AIM OF THE TASK
Show all lines holding the string "java".

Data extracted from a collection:
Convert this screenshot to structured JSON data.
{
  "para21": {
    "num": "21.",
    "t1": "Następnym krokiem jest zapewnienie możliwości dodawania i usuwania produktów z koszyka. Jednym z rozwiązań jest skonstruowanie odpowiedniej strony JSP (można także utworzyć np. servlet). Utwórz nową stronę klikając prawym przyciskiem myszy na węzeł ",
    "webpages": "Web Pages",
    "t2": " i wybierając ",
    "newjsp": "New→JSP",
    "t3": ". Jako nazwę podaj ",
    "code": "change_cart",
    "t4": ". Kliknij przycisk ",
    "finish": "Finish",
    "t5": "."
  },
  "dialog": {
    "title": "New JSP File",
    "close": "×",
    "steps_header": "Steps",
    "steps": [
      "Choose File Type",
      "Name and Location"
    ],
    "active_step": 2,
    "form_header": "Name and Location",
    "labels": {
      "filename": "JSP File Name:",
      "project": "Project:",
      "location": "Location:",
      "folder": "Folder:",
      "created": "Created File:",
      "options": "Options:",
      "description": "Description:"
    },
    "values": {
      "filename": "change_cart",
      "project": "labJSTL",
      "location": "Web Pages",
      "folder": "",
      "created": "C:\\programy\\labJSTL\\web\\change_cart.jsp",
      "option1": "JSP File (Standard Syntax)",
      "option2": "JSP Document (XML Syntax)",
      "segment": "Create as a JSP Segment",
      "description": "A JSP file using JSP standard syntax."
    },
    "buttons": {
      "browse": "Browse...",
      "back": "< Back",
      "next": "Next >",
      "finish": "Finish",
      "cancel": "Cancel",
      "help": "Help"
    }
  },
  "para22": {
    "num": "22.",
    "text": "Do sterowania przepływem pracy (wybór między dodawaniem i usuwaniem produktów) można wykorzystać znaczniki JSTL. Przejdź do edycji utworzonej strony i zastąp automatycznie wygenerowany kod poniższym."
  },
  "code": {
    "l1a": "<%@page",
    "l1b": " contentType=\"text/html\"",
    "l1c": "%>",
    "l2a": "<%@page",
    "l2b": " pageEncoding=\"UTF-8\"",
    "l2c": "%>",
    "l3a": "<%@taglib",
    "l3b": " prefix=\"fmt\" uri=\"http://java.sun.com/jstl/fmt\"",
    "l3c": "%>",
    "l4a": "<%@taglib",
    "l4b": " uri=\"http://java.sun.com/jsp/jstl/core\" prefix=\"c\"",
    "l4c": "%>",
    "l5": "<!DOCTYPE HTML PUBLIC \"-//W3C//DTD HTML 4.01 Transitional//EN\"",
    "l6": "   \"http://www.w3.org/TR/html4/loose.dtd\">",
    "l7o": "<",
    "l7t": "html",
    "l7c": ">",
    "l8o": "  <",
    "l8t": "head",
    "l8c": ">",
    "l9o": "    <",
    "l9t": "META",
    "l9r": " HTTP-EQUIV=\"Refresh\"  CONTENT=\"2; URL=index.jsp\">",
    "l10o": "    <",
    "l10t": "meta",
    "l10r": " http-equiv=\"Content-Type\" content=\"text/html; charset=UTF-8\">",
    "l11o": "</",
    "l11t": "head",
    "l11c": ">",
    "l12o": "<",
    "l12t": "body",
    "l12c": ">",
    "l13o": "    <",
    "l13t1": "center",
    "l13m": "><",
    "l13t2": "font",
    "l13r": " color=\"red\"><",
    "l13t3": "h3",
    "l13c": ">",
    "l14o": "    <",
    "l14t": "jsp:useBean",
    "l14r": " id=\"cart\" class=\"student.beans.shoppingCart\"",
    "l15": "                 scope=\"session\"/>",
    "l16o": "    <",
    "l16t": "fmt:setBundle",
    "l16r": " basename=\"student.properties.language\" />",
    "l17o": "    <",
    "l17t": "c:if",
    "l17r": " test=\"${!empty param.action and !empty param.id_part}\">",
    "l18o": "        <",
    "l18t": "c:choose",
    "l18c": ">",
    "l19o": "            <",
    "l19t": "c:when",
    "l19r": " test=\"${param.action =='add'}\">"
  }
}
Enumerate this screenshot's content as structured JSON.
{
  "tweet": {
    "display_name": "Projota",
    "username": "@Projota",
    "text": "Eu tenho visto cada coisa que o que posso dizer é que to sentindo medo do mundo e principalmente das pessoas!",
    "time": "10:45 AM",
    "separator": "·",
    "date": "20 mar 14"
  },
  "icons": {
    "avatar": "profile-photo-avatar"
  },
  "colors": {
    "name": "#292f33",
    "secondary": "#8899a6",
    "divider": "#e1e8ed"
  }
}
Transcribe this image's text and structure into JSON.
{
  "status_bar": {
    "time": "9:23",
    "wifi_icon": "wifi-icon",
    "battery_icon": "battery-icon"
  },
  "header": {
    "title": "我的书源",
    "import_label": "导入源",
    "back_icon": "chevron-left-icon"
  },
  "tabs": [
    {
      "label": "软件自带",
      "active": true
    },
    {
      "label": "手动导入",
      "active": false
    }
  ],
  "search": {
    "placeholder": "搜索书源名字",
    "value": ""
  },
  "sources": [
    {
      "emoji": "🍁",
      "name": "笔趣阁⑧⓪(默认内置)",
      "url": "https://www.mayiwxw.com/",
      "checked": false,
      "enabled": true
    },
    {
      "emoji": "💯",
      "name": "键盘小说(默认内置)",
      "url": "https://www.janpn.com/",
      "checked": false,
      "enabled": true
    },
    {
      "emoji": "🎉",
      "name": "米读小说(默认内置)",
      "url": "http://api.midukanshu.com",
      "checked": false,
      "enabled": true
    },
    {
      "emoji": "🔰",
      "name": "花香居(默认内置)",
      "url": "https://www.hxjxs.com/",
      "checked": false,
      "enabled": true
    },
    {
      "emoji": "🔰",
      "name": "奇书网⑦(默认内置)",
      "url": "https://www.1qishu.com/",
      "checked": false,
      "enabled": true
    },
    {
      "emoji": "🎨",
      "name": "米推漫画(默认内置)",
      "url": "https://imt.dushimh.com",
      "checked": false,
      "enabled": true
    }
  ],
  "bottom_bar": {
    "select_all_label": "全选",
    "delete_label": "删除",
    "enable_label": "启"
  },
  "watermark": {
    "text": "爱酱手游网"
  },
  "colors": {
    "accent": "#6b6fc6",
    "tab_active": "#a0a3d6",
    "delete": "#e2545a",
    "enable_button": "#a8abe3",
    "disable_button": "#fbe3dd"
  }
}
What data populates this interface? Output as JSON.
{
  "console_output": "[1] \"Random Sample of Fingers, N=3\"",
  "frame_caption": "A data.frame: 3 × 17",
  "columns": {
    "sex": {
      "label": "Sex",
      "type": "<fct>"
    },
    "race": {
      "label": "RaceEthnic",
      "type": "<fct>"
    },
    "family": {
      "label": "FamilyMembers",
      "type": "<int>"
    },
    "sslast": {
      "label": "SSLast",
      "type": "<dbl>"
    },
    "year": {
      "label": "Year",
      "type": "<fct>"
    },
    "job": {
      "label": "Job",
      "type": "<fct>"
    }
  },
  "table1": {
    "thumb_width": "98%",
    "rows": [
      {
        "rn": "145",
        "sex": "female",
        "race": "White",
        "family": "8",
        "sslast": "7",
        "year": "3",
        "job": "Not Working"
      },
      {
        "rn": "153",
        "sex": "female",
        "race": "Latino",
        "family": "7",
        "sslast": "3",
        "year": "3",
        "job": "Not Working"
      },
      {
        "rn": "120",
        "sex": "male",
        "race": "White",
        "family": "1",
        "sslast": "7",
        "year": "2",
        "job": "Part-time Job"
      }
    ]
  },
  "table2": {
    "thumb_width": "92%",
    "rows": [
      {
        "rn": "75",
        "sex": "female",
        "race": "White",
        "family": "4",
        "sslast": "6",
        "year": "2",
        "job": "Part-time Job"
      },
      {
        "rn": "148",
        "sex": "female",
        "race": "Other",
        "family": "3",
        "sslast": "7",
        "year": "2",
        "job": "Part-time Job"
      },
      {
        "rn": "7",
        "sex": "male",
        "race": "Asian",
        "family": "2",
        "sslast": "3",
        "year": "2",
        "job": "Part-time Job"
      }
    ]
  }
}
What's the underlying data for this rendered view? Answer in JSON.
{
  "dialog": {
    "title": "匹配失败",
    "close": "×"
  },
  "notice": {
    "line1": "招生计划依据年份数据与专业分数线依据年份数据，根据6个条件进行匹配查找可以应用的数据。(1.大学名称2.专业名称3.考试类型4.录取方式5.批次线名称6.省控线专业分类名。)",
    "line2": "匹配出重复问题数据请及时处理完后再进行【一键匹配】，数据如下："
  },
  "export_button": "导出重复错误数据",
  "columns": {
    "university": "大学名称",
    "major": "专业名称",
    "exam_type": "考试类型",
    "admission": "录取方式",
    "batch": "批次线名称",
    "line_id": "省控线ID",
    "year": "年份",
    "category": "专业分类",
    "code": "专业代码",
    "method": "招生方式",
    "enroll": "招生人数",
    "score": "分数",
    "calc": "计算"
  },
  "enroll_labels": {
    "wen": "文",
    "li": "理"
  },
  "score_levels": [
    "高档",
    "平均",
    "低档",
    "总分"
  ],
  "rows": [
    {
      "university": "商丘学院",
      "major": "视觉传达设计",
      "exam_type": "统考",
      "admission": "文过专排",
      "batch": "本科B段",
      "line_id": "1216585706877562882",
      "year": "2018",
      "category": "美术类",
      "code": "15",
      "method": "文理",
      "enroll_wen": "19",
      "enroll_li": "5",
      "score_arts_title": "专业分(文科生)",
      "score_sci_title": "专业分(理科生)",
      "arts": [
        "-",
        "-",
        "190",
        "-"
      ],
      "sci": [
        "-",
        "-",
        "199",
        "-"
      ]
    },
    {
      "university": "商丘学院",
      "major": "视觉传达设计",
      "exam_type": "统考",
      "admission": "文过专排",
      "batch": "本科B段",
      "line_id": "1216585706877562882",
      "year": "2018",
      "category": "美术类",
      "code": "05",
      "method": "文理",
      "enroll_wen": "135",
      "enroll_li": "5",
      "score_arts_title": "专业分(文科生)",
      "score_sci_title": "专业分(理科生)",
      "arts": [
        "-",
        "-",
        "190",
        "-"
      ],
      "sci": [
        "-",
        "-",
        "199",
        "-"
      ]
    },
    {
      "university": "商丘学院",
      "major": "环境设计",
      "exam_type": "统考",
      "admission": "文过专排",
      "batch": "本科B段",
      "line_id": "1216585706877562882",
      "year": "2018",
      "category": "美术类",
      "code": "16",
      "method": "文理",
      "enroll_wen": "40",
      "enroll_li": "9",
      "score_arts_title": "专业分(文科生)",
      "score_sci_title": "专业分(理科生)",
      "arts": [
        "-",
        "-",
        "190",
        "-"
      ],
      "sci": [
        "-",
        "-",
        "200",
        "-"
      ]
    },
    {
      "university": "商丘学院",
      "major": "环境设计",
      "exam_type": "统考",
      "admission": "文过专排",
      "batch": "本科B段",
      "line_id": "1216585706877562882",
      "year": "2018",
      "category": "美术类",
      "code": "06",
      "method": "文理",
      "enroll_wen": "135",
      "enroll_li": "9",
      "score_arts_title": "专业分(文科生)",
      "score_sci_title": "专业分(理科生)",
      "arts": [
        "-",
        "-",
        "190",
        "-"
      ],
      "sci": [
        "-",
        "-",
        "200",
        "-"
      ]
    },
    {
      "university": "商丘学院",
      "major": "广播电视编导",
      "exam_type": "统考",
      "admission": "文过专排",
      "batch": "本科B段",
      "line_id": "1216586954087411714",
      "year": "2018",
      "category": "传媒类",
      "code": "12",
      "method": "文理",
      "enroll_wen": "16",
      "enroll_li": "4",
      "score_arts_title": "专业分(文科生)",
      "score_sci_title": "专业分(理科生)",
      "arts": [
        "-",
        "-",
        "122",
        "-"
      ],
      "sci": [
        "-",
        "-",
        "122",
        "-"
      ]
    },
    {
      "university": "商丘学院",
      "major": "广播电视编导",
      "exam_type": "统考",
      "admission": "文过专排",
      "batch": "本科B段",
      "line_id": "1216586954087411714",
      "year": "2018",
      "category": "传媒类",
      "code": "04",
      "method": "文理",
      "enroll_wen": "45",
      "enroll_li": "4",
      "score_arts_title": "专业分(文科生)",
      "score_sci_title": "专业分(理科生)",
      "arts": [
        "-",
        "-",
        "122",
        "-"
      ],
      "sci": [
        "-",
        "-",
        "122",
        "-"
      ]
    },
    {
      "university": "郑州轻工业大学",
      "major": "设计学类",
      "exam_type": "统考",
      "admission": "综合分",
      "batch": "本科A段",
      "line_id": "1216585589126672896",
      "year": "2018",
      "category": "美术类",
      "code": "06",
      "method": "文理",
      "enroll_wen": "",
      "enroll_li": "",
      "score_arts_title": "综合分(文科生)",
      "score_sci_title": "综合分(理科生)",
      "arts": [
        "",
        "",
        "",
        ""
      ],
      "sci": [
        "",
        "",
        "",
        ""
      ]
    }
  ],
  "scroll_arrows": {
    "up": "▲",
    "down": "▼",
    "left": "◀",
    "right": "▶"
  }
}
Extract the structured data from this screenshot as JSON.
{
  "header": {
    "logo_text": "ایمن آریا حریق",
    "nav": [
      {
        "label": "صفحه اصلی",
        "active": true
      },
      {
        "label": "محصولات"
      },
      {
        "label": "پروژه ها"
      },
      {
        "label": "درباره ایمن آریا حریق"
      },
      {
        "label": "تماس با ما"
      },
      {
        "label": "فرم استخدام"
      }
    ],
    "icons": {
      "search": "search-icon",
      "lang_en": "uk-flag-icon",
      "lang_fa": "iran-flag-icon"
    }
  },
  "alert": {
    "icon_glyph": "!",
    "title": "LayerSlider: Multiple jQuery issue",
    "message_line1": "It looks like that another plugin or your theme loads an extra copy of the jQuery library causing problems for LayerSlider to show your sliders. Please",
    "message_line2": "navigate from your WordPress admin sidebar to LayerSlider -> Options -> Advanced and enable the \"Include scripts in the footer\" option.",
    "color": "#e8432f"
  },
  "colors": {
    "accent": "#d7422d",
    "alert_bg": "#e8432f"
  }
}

RIGHT ANSWER
    "l3b": " prefix=\"fmt\" uri=\"http://java.sun.com/jstl/fmt\"",
    "l4b": " uri=\"http://java.sun.com/jsp/jstl/core\" prefix=\"c\"",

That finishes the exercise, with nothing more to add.